WHAT TO WORK ON → How many of the lines below include "contact"? Give the number and no other words.
begin RECORDS FOR THE TASK
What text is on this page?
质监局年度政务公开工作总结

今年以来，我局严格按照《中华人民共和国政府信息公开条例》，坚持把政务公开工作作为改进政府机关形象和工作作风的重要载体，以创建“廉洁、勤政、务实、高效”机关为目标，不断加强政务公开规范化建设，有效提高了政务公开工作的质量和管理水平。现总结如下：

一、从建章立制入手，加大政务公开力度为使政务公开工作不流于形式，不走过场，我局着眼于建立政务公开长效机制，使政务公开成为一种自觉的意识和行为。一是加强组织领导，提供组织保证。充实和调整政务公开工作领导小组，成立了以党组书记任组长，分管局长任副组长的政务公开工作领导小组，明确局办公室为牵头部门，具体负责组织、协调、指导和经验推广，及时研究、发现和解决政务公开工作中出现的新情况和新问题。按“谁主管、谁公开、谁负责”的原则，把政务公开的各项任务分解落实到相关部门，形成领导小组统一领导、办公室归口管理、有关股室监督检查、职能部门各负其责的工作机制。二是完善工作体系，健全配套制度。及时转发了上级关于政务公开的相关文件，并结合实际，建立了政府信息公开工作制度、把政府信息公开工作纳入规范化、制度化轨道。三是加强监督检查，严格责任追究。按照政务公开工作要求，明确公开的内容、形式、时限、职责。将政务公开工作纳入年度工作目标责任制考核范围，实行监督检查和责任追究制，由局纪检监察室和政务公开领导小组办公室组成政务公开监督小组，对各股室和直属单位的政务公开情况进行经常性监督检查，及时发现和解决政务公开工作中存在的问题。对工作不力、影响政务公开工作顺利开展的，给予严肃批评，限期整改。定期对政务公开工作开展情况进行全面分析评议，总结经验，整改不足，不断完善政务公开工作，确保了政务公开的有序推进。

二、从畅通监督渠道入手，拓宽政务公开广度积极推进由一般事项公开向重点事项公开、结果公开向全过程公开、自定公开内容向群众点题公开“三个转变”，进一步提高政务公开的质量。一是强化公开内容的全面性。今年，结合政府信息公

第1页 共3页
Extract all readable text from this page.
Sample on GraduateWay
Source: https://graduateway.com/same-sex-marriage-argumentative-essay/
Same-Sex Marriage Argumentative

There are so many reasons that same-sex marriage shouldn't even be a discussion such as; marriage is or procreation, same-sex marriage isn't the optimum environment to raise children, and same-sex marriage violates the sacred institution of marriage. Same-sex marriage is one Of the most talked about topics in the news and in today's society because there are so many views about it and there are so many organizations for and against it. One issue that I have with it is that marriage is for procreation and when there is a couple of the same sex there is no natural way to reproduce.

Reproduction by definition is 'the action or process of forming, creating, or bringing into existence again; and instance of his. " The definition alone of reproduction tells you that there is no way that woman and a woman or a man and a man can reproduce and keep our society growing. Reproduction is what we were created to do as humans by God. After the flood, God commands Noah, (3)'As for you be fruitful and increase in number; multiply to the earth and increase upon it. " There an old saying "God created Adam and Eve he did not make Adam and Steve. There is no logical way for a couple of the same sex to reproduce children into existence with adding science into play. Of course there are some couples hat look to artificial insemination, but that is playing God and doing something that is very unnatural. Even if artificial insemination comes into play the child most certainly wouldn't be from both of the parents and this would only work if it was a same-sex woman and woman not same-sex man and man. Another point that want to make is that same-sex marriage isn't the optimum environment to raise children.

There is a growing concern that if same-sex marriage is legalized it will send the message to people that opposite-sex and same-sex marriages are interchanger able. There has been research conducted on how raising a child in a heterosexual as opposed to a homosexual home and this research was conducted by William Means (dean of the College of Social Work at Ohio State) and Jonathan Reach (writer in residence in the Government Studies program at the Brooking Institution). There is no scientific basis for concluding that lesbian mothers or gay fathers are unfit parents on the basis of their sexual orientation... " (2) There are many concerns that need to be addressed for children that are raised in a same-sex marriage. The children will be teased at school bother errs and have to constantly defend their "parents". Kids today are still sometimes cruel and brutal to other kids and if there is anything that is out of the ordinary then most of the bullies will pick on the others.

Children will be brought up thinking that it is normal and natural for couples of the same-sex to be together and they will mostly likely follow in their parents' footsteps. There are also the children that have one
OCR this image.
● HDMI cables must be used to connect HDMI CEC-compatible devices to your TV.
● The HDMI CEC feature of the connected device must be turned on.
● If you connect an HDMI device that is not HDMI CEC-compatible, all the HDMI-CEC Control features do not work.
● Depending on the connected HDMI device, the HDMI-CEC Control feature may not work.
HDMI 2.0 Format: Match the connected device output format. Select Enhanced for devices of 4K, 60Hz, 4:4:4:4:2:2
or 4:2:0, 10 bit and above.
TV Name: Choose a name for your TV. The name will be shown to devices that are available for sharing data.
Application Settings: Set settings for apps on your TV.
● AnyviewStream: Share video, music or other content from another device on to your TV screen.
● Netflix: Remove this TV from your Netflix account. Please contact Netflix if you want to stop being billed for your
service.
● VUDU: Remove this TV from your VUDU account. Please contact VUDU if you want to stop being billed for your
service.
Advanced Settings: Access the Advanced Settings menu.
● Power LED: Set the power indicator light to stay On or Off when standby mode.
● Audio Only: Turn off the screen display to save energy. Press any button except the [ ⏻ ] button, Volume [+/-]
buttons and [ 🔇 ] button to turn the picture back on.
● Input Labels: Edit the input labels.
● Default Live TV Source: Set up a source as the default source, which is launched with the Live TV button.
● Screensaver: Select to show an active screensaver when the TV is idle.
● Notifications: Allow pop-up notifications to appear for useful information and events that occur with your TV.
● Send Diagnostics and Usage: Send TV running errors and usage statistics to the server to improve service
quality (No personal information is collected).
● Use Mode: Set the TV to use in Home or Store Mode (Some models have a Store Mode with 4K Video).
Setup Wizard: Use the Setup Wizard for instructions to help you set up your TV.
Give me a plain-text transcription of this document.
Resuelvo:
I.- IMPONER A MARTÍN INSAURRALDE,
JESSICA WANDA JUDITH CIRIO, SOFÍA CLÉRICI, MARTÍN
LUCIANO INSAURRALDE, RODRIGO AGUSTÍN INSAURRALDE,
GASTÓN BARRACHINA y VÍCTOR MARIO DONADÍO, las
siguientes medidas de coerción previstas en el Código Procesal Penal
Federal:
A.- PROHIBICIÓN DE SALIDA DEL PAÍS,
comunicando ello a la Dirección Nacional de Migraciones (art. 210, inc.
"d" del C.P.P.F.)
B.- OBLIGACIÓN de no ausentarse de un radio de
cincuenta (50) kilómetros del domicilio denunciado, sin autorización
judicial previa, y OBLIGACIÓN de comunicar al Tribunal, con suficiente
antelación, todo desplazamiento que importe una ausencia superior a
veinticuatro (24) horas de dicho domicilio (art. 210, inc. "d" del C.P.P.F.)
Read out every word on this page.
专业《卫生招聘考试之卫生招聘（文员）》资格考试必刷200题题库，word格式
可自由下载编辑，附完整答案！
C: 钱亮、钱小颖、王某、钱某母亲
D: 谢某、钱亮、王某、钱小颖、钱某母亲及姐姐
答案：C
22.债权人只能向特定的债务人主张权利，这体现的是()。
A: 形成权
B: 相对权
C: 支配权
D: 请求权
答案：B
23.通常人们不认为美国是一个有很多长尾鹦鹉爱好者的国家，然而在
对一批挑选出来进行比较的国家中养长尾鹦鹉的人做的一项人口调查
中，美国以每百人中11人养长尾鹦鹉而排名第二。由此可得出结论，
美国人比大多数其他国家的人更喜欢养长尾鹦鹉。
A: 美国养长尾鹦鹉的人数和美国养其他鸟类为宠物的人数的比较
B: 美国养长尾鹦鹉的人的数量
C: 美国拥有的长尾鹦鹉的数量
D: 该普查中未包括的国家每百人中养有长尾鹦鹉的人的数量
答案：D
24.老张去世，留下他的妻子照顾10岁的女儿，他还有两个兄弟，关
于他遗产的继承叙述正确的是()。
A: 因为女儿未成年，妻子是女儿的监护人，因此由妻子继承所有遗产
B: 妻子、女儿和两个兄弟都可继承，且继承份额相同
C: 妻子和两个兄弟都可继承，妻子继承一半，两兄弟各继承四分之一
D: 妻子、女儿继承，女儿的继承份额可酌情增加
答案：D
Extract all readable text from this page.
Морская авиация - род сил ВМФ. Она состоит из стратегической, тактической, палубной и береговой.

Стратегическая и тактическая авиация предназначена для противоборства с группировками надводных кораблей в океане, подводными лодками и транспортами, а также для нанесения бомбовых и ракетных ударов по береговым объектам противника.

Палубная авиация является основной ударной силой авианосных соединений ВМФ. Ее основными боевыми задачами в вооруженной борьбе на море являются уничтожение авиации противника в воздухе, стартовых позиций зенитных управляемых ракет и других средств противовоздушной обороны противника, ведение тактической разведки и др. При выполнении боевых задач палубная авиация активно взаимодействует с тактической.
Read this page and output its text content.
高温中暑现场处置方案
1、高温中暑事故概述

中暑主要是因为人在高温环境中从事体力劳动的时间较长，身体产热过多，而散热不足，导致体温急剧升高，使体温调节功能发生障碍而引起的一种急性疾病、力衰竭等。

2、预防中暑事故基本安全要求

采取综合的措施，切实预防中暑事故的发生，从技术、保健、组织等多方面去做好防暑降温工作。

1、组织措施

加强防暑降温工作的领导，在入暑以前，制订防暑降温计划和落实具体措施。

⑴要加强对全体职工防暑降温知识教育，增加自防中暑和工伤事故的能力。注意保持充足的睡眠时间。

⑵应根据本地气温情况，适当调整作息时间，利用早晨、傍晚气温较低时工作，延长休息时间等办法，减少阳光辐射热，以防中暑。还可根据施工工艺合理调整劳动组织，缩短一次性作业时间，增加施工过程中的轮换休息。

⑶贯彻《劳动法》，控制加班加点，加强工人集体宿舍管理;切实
end RECORDS FOR THE TASK
FINISHED EXERCISE → 2